**SUPPLIED MATERIAL:**
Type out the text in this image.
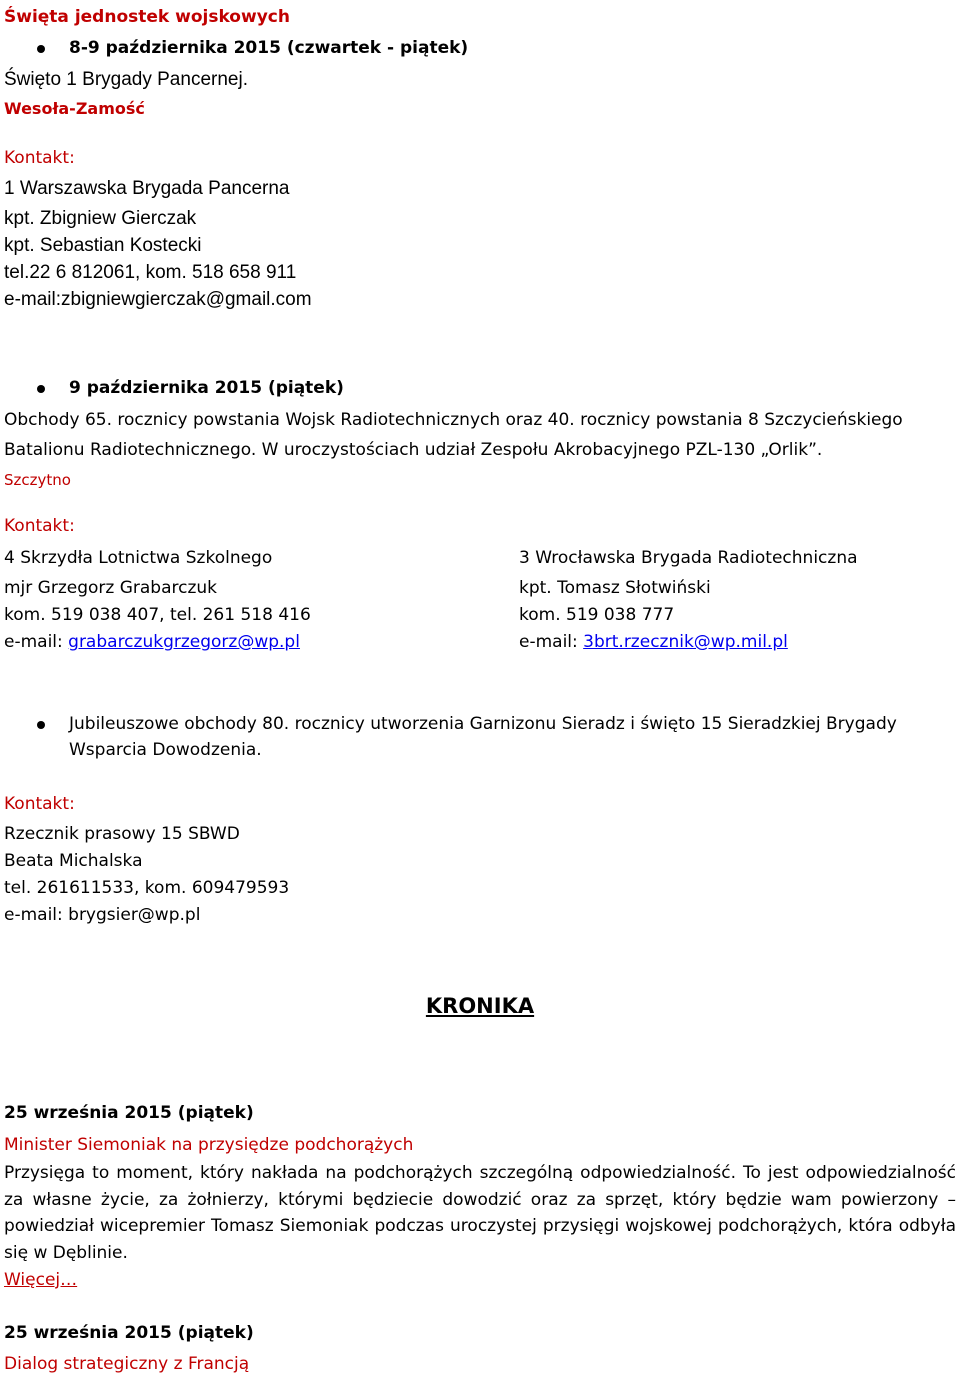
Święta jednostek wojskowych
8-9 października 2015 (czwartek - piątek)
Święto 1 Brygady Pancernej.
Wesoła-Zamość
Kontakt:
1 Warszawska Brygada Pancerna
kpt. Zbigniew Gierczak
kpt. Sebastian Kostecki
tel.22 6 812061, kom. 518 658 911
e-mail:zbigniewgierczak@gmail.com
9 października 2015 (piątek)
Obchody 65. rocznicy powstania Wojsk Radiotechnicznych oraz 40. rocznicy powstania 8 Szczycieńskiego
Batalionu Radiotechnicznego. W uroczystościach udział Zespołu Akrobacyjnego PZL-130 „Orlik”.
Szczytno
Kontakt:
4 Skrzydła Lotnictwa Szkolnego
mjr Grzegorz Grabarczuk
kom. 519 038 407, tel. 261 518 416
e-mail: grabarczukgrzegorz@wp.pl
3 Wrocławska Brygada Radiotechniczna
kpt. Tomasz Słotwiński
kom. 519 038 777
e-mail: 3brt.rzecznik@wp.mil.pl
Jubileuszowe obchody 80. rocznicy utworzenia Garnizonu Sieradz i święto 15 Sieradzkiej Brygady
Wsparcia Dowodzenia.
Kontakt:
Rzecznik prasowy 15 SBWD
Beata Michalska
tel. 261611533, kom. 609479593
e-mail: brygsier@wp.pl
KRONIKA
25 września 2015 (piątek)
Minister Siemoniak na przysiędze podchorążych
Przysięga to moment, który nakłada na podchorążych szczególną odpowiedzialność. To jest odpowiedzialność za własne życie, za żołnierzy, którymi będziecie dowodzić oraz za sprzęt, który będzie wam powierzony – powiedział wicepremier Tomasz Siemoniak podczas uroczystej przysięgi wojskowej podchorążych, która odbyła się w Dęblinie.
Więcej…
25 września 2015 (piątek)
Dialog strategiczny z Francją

* * *

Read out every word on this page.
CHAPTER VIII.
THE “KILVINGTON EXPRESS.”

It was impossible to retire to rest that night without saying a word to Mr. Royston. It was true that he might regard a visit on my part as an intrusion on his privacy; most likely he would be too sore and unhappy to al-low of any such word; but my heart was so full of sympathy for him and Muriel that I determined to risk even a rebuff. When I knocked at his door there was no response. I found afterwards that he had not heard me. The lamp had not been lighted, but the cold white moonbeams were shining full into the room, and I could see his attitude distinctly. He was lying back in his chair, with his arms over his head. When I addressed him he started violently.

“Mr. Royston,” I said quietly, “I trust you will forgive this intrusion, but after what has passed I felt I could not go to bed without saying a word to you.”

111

**PROBLEM STATEMENT:**
Show each line holding the word "Siemoniak".

**TASK SOLUTION:**
Minister Siemoniak na przysiędze podchorążych
Przysięga to moment, który nakłada na podchorążych szczególną odpowiedzialność. To jest odpowiedzialność za własne życie, za żołnierzy, którymi będziecie dowodzić oraz za sprzęt, który będzie wam powierzony – powiedział wicepremier Tomasz Siemoniak podczas uroczystej przysięgi wojskowej podchorążych, która odbyła się w Dęblinie.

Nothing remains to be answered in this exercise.